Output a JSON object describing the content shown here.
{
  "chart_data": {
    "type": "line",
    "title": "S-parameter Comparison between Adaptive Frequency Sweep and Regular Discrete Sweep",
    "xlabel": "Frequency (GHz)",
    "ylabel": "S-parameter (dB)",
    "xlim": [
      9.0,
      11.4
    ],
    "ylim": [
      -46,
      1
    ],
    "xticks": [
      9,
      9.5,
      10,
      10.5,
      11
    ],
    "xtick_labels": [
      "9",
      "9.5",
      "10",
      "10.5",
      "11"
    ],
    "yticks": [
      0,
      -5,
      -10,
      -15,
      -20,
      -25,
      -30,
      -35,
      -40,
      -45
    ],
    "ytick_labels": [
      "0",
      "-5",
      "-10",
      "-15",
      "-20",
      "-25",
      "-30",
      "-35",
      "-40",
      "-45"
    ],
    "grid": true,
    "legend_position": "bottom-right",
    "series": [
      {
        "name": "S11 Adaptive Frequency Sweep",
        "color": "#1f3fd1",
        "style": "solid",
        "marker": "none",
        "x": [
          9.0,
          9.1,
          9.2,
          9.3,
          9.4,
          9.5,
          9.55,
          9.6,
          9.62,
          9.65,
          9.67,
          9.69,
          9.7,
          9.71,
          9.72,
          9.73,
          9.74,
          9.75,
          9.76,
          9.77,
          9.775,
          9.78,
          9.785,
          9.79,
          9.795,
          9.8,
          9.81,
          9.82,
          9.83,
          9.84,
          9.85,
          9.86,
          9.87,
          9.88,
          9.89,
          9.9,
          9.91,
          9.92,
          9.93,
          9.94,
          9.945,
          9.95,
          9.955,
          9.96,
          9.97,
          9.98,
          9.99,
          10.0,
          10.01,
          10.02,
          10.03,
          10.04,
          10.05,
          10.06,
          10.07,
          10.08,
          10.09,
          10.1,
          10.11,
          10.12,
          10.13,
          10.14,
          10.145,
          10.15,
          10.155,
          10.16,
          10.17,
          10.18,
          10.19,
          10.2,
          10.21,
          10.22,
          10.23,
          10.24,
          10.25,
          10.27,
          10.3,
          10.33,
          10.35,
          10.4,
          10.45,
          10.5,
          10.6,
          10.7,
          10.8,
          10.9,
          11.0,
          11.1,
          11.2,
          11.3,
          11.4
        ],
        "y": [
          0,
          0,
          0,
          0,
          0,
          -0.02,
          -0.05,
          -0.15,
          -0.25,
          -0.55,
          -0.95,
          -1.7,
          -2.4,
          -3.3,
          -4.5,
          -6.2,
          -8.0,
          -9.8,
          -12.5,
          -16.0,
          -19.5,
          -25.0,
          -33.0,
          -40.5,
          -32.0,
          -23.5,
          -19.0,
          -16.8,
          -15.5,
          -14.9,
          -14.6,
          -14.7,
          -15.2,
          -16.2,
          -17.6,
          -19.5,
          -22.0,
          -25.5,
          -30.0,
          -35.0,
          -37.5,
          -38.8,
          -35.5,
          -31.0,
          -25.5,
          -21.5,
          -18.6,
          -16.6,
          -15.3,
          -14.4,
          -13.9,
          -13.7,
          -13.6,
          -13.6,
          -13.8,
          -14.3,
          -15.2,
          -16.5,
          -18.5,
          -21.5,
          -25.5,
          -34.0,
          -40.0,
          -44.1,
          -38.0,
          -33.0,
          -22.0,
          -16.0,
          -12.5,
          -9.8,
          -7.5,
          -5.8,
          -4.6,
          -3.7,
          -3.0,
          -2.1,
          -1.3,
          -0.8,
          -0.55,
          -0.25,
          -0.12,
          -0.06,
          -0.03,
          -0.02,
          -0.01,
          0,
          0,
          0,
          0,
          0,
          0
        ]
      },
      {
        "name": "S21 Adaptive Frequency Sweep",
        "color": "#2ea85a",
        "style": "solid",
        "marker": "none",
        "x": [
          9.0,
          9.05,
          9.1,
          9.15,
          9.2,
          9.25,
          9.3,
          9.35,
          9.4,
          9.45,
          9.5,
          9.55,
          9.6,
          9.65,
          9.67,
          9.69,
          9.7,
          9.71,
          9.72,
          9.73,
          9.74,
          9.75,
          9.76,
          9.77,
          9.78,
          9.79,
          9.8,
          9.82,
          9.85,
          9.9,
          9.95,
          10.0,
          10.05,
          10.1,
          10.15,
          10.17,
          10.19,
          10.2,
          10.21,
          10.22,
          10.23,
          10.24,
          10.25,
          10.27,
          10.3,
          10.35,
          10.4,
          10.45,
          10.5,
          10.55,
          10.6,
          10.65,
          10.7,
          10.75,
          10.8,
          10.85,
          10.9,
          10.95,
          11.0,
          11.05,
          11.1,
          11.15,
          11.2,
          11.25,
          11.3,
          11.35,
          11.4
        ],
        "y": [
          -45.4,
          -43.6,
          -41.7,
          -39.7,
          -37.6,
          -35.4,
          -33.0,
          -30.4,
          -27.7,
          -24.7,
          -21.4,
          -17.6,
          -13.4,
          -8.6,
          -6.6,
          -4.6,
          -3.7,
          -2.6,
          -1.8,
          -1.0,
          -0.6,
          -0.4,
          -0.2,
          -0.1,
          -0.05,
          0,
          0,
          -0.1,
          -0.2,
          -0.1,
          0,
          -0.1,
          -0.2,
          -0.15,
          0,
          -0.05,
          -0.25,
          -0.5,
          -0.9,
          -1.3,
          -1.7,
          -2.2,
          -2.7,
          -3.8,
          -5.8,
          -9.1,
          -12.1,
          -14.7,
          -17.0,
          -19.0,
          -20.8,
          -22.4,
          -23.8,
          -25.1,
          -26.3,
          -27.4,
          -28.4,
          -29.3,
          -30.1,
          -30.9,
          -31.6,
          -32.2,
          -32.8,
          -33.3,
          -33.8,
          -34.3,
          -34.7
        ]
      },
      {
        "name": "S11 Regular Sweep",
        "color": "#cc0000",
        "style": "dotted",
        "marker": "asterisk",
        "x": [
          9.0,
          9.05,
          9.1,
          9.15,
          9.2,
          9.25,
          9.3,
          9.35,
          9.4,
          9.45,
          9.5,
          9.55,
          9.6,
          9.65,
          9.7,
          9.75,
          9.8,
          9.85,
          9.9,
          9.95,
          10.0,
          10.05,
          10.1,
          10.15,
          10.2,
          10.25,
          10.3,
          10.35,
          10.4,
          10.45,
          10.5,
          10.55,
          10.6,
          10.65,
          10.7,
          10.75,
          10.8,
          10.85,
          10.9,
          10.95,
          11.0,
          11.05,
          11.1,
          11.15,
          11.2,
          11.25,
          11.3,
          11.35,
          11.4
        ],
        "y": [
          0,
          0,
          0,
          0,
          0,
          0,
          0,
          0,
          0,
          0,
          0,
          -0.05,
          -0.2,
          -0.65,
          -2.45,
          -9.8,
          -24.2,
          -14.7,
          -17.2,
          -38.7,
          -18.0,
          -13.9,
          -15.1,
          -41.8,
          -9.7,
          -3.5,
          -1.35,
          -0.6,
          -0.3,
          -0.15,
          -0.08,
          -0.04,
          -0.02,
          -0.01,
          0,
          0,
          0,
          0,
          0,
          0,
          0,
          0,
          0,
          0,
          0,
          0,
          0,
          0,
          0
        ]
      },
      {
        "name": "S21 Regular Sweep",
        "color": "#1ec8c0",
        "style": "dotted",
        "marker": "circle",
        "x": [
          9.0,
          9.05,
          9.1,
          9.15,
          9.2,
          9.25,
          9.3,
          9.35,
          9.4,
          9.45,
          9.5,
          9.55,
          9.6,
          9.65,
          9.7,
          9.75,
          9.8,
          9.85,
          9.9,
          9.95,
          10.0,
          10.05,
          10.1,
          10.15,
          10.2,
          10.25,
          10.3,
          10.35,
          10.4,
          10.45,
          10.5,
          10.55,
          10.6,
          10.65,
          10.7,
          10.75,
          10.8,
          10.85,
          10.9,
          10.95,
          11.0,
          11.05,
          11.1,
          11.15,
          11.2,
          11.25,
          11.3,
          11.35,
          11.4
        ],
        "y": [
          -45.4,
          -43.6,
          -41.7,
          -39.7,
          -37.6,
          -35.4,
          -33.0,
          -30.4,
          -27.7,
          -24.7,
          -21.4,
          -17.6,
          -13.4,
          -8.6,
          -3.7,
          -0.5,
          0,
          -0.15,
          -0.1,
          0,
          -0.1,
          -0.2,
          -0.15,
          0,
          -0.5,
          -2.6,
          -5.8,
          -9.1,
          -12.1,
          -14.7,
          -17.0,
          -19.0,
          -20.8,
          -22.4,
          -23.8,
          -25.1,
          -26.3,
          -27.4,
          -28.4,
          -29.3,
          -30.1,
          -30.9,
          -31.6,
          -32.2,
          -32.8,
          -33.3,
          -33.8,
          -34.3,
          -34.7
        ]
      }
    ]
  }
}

__________________________________________________

**PROBLEM TO SOLVE:** Determine the number of lines in the entries above where the string "name" appears. Answer with the number alone.

**COMPLETED TASK:** 4